— begin LISTED ENTRIES —

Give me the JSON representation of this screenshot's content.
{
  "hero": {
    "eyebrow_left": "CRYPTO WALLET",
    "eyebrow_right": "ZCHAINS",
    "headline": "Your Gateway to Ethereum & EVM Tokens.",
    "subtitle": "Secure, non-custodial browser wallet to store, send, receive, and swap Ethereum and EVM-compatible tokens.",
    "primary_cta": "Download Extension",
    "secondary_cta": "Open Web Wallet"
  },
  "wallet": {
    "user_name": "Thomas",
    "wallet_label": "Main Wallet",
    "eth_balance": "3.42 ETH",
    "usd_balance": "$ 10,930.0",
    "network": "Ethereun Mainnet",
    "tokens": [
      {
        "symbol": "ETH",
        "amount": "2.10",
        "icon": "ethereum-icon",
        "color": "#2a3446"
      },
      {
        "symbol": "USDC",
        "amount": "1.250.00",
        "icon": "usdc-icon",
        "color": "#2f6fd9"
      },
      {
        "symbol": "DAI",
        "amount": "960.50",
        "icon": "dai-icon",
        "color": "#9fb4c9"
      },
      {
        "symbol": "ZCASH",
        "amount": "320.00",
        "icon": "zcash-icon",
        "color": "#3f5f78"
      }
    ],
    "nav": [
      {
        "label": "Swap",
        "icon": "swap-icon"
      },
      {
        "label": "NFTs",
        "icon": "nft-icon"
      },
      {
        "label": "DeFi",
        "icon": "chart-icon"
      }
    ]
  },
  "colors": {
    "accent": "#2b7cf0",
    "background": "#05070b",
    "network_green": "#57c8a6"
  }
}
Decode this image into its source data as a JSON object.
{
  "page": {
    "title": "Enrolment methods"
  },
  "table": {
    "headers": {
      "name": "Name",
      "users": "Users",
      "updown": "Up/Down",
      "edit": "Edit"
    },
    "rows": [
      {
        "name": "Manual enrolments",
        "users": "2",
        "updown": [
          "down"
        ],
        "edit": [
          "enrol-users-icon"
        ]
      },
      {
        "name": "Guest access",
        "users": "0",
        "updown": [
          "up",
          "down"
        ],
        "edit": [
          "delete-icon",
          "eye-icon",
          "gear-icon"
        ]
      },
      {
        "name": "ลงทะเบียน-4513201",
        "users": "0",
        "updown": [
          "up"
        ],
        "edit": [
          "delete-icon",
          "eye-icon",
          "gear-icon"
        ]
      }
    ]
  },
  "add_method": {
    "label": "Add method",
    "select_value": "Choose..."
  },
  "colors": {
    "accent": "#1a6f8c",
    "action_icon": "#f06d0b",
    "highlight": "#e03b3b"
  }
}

— end LISTED ENTRIES —

> _DO THIS_: Above are the records; copy all of them exactly.

> _RESULT OF THE TASK_:
Give me the JSON representation of this screenshot's content.
{
  "hero": {
    "eyebrow_left": "CRYPTO WALLET",
    "eyebrow_right": "ZCHAINS",
    "headline": "Your Gateway to Ethereum & EVM Tokens.",
    "subtitle": "Secure, non-custodial browser wallet to store, send, receive, and swap Ethereum and EVM-compatible tokens.",
    "primary_cta": "Download Extension",
    "secondary_cta": "Open Web Wallet"
  },
  "wallet": {
    "user_name": "Thomas",
    "wallet_label": "Main Wallet",
    "eth_balance": "3.42 ETH",
    "usd_balance": "$ 10,930.0",
    "network": "Ethereun Mainnet",
    "tokens": [
      {
        "symbol": "ETH",
        "amount": "2.10",
        "icon": "ethereum-icon",
        "color": "#2a3446"
      },
      {
        "symbol": "USDC",
        "amount": "1.250.00",
        "icon": "usdc-icon",
        "color": "#2f6fd9"
      },
      {
        "symbol": "DAI",
        "amount": "960.50",
        "icon": "dai-icon",
        "color": "#9fb4c9"
      },
      {
        "symbol": "ZCASH",
        "amount": "320.00",
        "icon": "zcash-icon",
        "color": "#3f5f78"
      }
    ],
    "nav": [
      {
        "label": "Swap",
        "icon": "swap-icon"
      },
      {
        "label": "NFTs",
        "icon": "nft-icon"
      },
      {
        "label": "DeFi",
        "icon": "chart-icon"
      }
    ]
  },
  "colors": {
    "accent": "#2b7cf0",
    "background": "#05070b",
    "network_green": "#57c8a6"
  }
}
Decode this image into its source data as a JSON object.
{
  "page": {
    "title": "Enrolment methods"
  },
  "table": {
    "headers": {
      "name": "Name",
      "users": "Users",
      "updown": "Up/Down",
      "edit": "Edit"
    },
    "rows": [
      {
        "name": "Manual enrolments",
        "users": "2",
        "updown": [
          "down"
        ],
        "edit": [
          "enrol-users-icon"
        ]
      },
      {
        "name": "Guest access",
        "users": "0",
        "updown": [
          "up",
          "down"
        ],
        "edit": [
          "delete-icon",
          "eye-icon",
          "gear-icon"
        ]
      },
      {
        "name": "ลงทะเบียน-4513201",
        "users": "0",
        "updown": [
          "up"
        ],
        "edit": [
          "delete-icon",
          "eye-icon",
          "gear-icon"
        ]
      }
    ]
  },
  "add_method": {
    "label": "Add method",
    "select_value": "Choose..."
  },
  "colors": {
    "accent": "#1a6f8c",
    "action_icon": "#f06d0b",
    "highlight": "#e03b3b"
  }
}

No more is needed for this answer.